### WHAT NEEDS TO BE DONE
Could you copy every line from the material below in which "this" appears?

══ RECORD SET

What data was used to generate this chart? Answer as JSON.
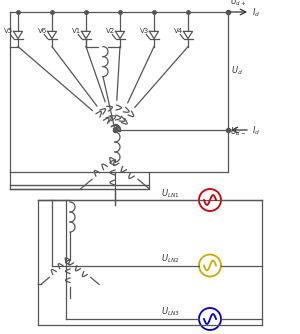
{
  "bg_color": "#ffffff",
  "line_color": "#555555",
  "thyristors": [
    "V5",
    "V6",
    "V1",
    "V2",
    "V3",
    "V4"
  ],
  "voltage_colors": [
    "#cc0000",
    "#ccaa00",
    "#0000cc"
  ],
  "voltage_labels": [
    "U_{LN1}",
    "U_{LN2}",
    "U_{LN3}"
  ]
}
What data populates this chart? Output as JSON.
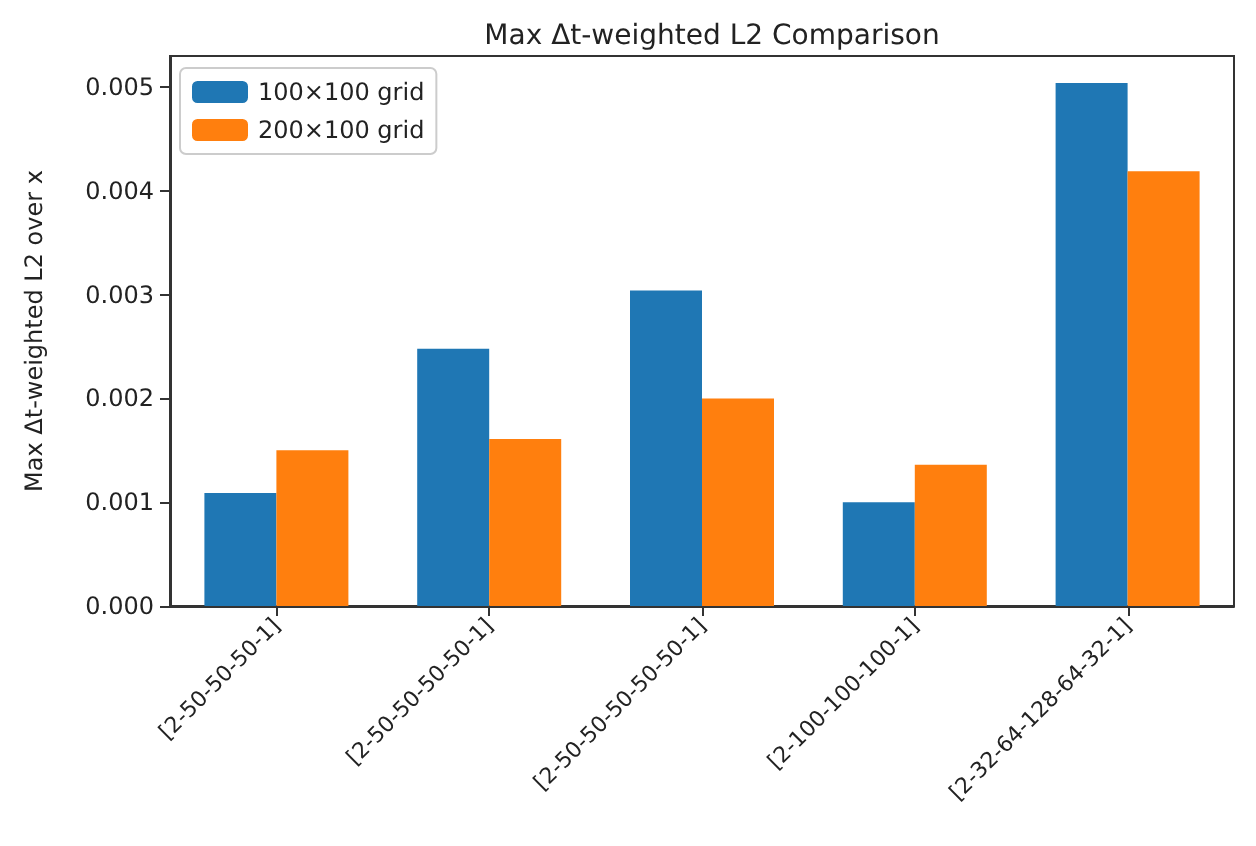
{
  "chart_data": {
    "type": "bar",
    "title": "Max Δt-weighted L2 Comparison",
    "ylabel": "Max Δt-weighted L2 over x",
    "categories": [
      "[2-50-50-50-1]",
      "[2-50-50-50-50-1]",
      "[2-50-50-50-50-50-1]",
      "[2-100-100-100-1]",
      "[2-32-64-128-64-32-1]"
    ],
    "series": [
      {
        "name": "100×100 grid",
        "color": "#1f77b4",
        "values": [
          0.00109,
          0.00248,
          0.00304,
          0.001,
          0.00504
        ]
      },
      {
        "name": "200×100 grid",
        "color": "#ff7f0e",
        "values": [
          0.0015,
          0.00161,
          0.002,
          0.00136,
          0.00419
        ]
      }
    ],
    "ylim": [
      0,
      0.0053
    ],
    "yticks": [
      {
        "value": 0,
        "label": "0.000"
      },
      {
        "value": 0.001,
        "label": "0.001"
      },
      {
        "value": 0.002,
        "label": "0.002"
      },
      {
        "value": 0.003,
        "label": "0.003"
      },
      {
        "value": 0.004,
        "label": "0.004"
      },
      {
        "value": 0.005,
        "label": "0.005"
      }
    ],
    "grid": false,
    "legend": "top left"
  }
}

════

### SOLVED PROBLEM
What data was used to generate this chart? Answer as JSON.
What data populates this chart? Output as JSON.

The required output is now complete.